◆ **Given exercise**:
Render the following material again verbatim, leaving nothing out.

◆ **Extracted information**:
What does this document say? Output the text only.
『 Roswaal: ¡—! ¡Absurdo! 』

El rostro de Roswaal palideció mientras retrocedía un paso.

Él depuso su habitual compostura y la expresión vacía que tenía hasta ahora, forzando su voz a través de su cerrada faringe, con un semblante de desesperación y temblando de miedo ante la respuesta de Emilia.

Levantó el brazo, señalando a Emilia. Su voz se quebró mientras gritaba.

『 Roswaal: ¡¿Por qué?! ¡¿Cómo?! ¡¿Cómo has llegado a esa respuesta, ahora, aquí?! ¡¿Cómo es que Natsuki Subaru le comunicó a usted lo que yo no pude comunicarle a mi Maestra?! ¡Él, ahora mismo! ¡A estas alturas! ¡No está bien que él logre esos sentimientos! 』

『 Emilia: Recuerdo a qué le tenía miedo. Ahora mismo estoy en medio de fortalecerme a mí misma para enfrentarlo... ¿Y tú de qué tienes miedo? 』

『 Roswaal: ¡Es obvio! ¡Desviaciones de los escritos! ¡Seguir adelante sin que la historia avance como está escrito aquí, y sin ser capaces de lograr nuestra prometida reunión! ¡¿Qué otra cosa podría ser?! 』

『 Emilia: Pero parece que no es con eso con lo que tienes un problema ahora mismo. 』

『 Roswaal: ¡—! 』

◆ **Solution to this task**:
What does this document say? Output the text only.
『 Roswaal: ¡—! ¡Absurdo! 』

El rostro de Roswaal palideció mientras retrocedía un paso.

Él depuso su habitual compostura y la expresión vacía que tenía hasta ahora, forzando su voz a través de su cerrada faringe, con un semblante de desesperación y temblando de miedo ante la respuesta de Emilia.

Levantó el brazo, señalando a Emilia. Su voz se quebró mientras gritaba.

『 Roswaal: ¡¿Por qué?! ¡¿Cómo?! ¡¿Cómo has llegado a esa respuesta, ahora, aquí?! ¡¿Cómo es que Natsuki Subaru le comunicó a usted lo que yo no pude comunicarle a mi Maestra?! ¡Él, ahora mismo! ¡A estas alturas! ¡No está bien que él logre esos sentimientos! 』

『 Emilia: Recuerdo a qué le tenía miedo. Ahora mismo estoy en medio de fortalecerme a mí misma para enfrentarlo... ¿Y tú de qué tienes miedo? 』

『 Roswaal: ¡Es obvio! ¡Desviaciones de los escritos! ¡Seguir adelante sin que la historia avance como está escrito aquí, y sin ser capaces de lograr nuestra prometida reunión! ¡¿Qué otra cosa podría ser?! 』

『 Emilia: Pero parece que no es con eso con lo que tienes un problema ahora mismo. 』

『 Roswaal: ¡—! 』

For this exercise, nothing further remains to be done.